▶ [Dataset entries on figures]:
★ ★ ★

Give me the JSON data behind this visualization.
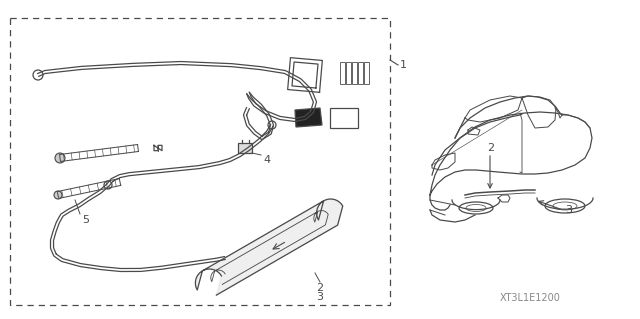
{
  "bg_color": "#ffffff",
  "line_color": "#4a4a4a",
  "label_1": "1",
  "label_2": "2",
  "label_3": "3",
  "label_4": "4",
  "label_5": "5",
  "footnote": "XT3L1E1200"
}
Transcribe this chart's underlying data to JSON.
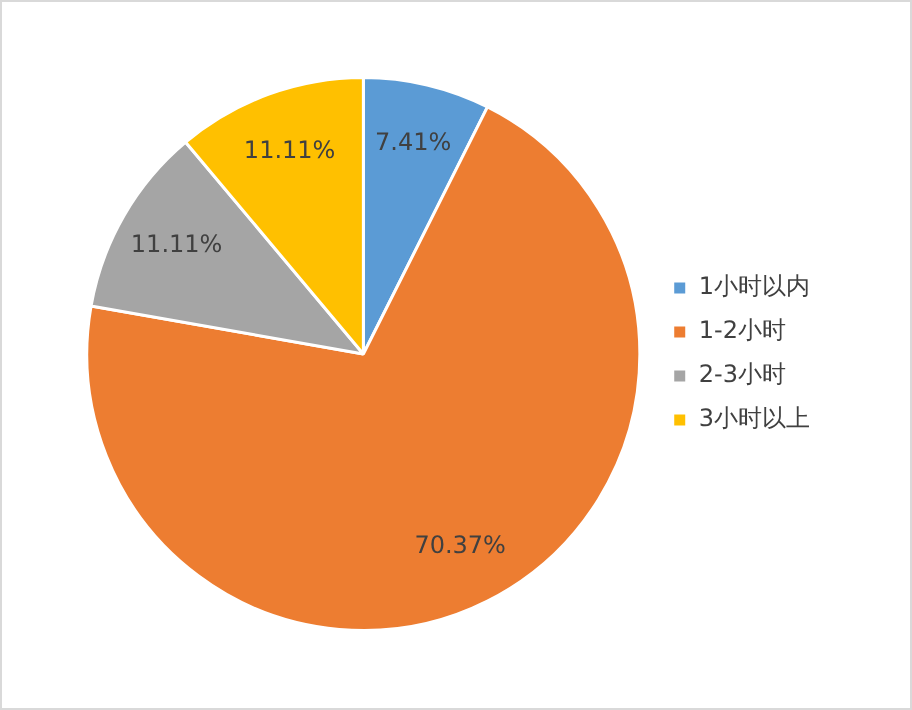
{
  "chart_data": {
    "type": "pie",
    "categories": [
      "1小时以内",
      "1-2小时",
      "2-3小时",
      "3小时以上"
    ],
    "values": [
      7.41,
      70.37,
      11.11,
      11.11
    ],
    "colors": [
      "#5b9bd5",
      "#ed7d31",
      "#a5a5a5",
      "#ffc000"
    ],
    "value_labels": [
      "7.41%",
      "70.37%",
      "11.11%",
      "11.11%"
    ],
    "legend": "right"
  }
}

★ ★ ★

▶ [What the task requires]: All lines from the one containing "Transcribe this chart's" through the end of the entries, both ends included, should be written out exactly, with no pictures.

▶ [Written solution]:
Transcribe this chart's underlying data to JSON.
{
  "chart_data": {
    "type": "pie",
    "categories": [
      "1小时以内",
      "1-2小时",
      "2-3小时",
      "3小时以上"
    ],
    "values": [
      7.41,
      70.37,
      11.11,
      11.11
    ],
    "colors": [
      "#5b9bd5",
      "#ed7d31",
      "#a5a5a5",
      "#ffc000"
    ],
    "value_labels": [
      "7.41%",
      "70.37%",
      "11.11%",
      "11.11%"
    ],
    "legend": "right"
  }
}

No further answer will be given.